EXERCISE PROMPT
Look through the records below and collect all lines that hold the string "农村信用社融资".

PROVIDED RECORDS

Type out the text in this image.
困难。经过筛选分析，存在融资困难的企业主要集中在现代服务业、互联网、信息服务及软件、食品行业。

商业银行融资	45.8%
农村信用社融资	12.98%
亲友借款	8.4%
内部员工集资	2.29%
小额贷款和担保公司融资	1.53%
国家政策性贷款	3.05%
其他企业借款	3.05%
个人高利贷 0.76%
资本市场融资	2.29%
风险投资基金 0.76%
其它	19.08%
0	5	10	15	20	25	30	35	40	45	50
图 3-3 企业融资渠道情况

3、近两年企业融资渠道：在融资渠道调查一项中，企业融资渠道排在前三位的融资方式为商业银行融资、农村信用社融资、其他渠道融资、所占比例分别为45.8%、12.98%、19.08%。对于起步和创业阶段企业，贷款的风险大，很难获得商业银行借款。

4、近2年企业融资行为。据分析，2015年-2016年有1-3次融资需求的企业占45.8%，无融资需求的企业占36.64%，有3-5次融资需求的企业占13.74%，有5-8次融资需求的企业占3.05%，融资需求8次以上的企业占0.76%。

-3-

SOLVED EXERCISE
农村信用社融资	12.98%
3、近两年企业融资渠道：在融资渠道调查一项中，企业融资渠道排在前三位的融资方式为商业银行融资、农村信用社融资、其他渠道融资、所占比例分别为45.8%、12.98%、19.08%。对于起步和创业阶段企业，贷款的风险大，很难获得商业银行借款。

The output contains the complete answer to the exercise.